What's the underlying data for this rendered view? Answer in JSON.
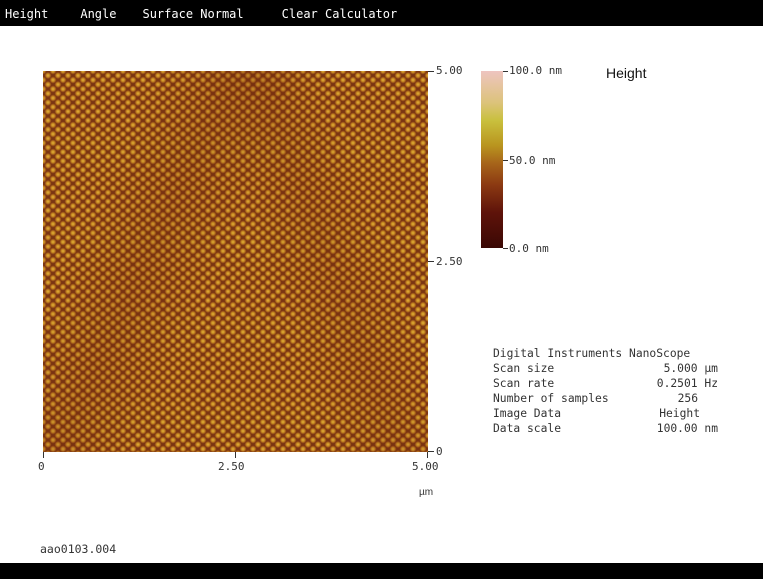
{
  "menu": {
    "items": [
      {
        "label": "Height"
      },
      {
        "label": "Angle"
      },
      {
        "label": "Surface Normal"
      },
      {
        "label": "Clear Calculator"
      }
    ]
  },
  "image_panel": {
    "y_ticks": [
      "5.00",
      "2.50",
      "0"
    ],
    "x_ticks": [
      "0",
      "2.50",
      "5.00"
    ],
    "x_unit": "µm"
  },
  "colorbar": {
    "title": "Height",
    "labels": [
      "100.0 nm",
      "50.0 nm",
      "0.0 nm"
    ]
  },
  "info": {
    "header": "Digital Instruments NanoScope",
    "rows": [
      {
        "label": "Scan size",
        "value": "5.000 µm"
      },
      {
        "label": "Scan rate",
        "value": "0.2501 Hz"
      },
      {
        "label": "Number of samples",
        "value": "256"
      },
      {
        "label": "Image Data",
        "value": "Height"
      },
      {
        "label": "Data scale",
        "value": "100.00 nm"
      }
    ]
  },
  "filename": "aao0103.004",
  "colors": {
    "menu_bg": "#000000",
    "menu_text": "#ffffff",
    "background": "#ffffff"
  }
}
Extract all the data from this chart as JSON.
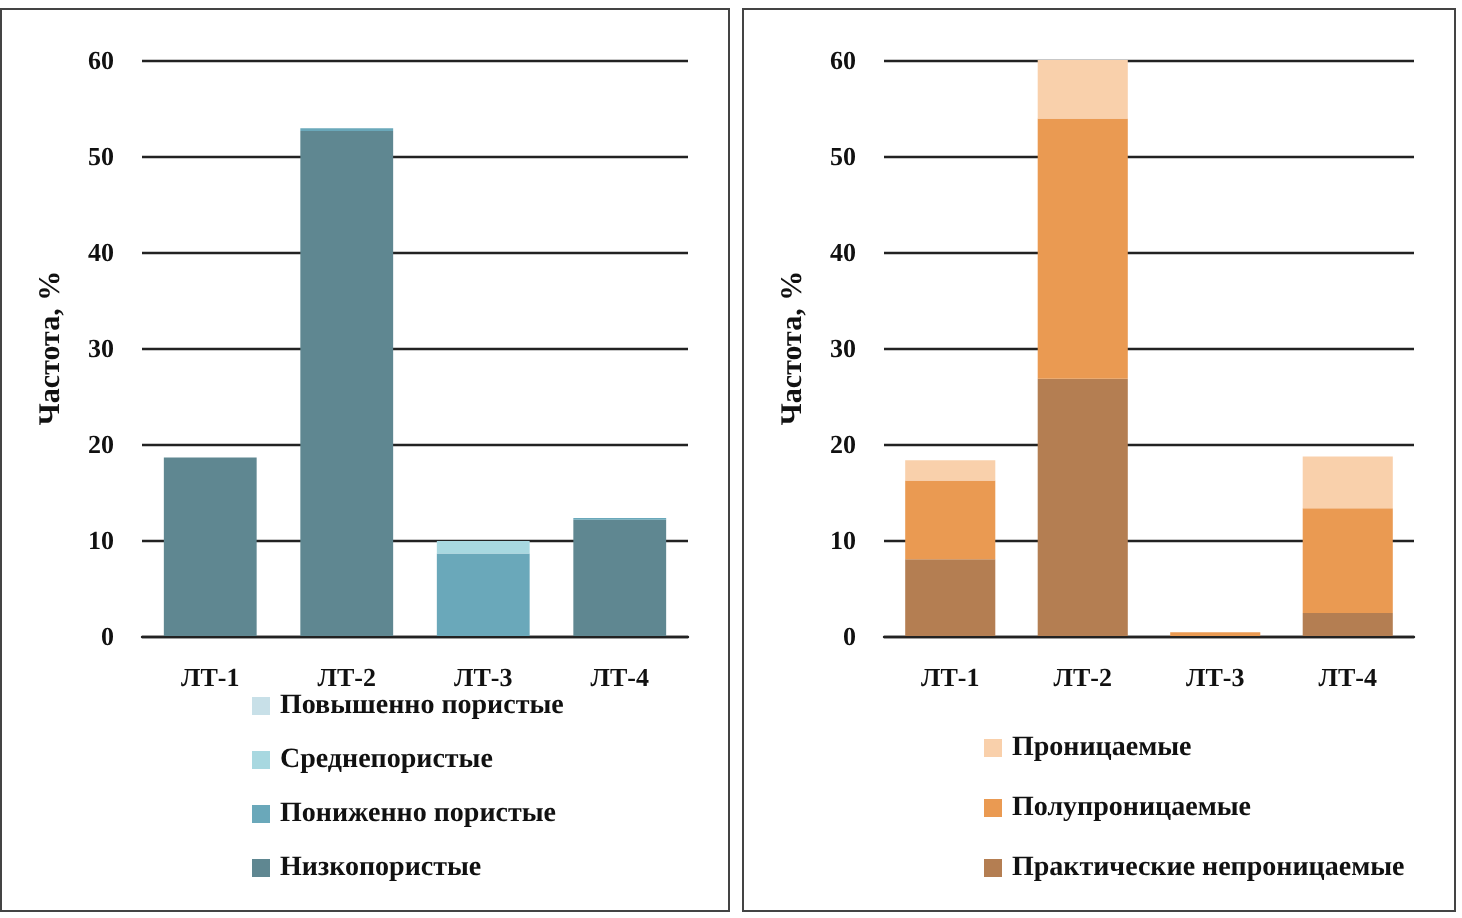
{
  "chart_data": [
    {
      "type": "bar",
      "stacked": true,
      "ylabel": "Частота, %",
      "categories": [
        "ЛТ-1",
        "ЛТ-2",
        "ЛТ-3",
        "ЛТ-4"
      ],
      "ylim": [
        0,
        60
      ],
      "yticks": [
        0,
        10,
        20,
        30,
        40,
        50,
        60
      ],
      "grid": "y",
      "legend": "bottom",
      "series": [
        {
          "name": "Низкопористые",
          "color": "#5f8791",
          "values": [
            18.6,
            52.6,
            0,
            12.1
          ]
        },
        {
          "name": "Пониженно пористые",
          "color": "#6aa8ba",
          "values": [
            0,
            0.3,
            8.6,
            0.2
          ]
        },
        {
          "name": "Среднепористые",
          "color": "#a8d8e0",
          "values": [
            0,
            null,
            1.3,
            0
          ]
        },
        {
          "name": "Повышенно пористые",
          "color": "#c8e0e8",
          "values": [
            0,
            0,
            0,
            0
          ]
        }
      ]
    },
    {
      "type": "bar",
      "stacked": true,
      "ylabel": "Частота, %",
      "categories": [
        "ЛТ-1",
        "ЛТ-2",
        "ЛТ-3",
        "ЛТ-4"
      ],
      "ylim": [
        0,
        60
      ],
      "yticks": [
        0,
        10,
        20,
        30,
        40,
        50,
        60
      ],
      "grid": "y",
      "legend": "bottom",
      "series": [
        {
          "name": "Практические непроницаемые",
          "color": "#b47e52",
          "values": [
            8.0,
            26.8,
            0,
            2.4
          ]
        },
        {
          "name": "Полупроницаемые",
          "color": "#ea9a52",
          "values": [
            8.2,
            27.1,
            0.4,
            10.9
          ]
        },
        {
          "name": "Проницаемые",
          "color": "#f9d0ab",
          "values": [
            2.1,
            6.1,
            0,
            5.4
          ]
        }
      ]
    }
  ]
}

Work instructions:
Exactly as written, return every line of the listing, but not the pictures.

Finished exercise:
What's the underlying data for this rendered view? Answer in JSON.
{
  "menu": {
    "items": [
      {
        "label": "Height"
      },
      {
        "label": "Angle"
      },
      {
        "label": "Surface Normal"
      },
      {
        "label": "Clear Calculator"
      }
    ]
  },
  "image_panel": {
    "y_ticks": [
      "5.00",
      "2.50",
      "0"
    ],
    "x_ticks": [
      "0",
      "2.50",
      "5.00"
    ],
    "x_unit": "µm"
  },
  "colorbar": {
    "title": "Height",
    "labels": [
      "100.0 nm",
      "50.0 nm",
      "0.0 nm"
    ]
  },
  "info": {
    "header": "Digital Instruments NanoScope",
    "rows": [
      {
        "label": "Scan size",
        "value": "5.000 µm"
      },
      {
        "label": "Scan rate",
        "value": "0.2501 Hz"
      },
      {
        "label": "Number of samples",
        "value": "256"
      },
      {
        "label": "Image Data",
        "value": "Height"
      },
      {
        "label": "Data scale",
        "value": "100.00 nm"
      }
    ]
  },
  "filename": "aao0103.004",
  "colors": {
    "menu_bg": "#000000",
    "menu_text": "#ffffff",
    "background": "#ffffff"
  }
}
Extract all the data from this chart as JSON.
{
  "chart_data": [
    {
      "type": "bar",
      "stacked": true,
      "ylabel": "Частота, %",
      "categories": [
        "ЛТ-1",
        "ЛТ-2",
        "ЛТ-3",
        "ЛТ-4"
      ],
      "ylim": [
        0,
        60
      ],
      "yticks": [
        0,
        10,
        20,
        30,
        40,
        50,
        60
      ],
      "grid": "y",
      "legend": "bottom",
      "series": [
        {
          "name": "Низкопористые",
          "color": "#5f8791",
          "values": [
            18.6,
            52.6,
            0,
            12.1
          ]
        },
        {
          "name": "Пониженно пористые",
          "color": "#6aa8ba",
          "values": [
            0,
            0.3,
            8.6,
            0.2
          ]
        },
        {
          "name": "Среднепористые",
          "color": "#a8d8e0",
          "values": [
            0,
            null,
            1.3,
            0
          ]
        },
        {
          "name": "Повышенно пористые",
          "color": "#c8e0e8",
          "values": [
            0,
            0,
            0,
            0
          ]
        }
      ]
    },
    {
      "type": "bar",
      "stacked": true,
      "ylabel": "Частота, %",
      "categories": [
        "ЛТ-1",
        "ЛТ-2",
        "ЛТ-3",
        "ЛТ-4"
      ],
      "ylim": [
        0,
        60
      ],
      "yticks": [
        0,
        10,
        20,
        30,
        40,
        50,
        60
      ],
      "grid": "y",
      "legend": "bottom",
      "series": [
        {
          "name": "Практические непроницаемые",
          "color": "#b47e52",
          "values": [
            8.0,
            26.8,
            0,
            2.4
          ]
        },
        {
          "name": "Полупроницаемые",
          "color": "#ea9a52",
          "values": [
            8.2,
            27.1,
            0.4,
            10.9
          ]
        },
        {
          "name": "Проницаемые",
          "color": "#f9d0ab",
          "values": [
            2.1,
            6.1,
            0,
            5.4
          ]
        }
      ]
    }
  ]
}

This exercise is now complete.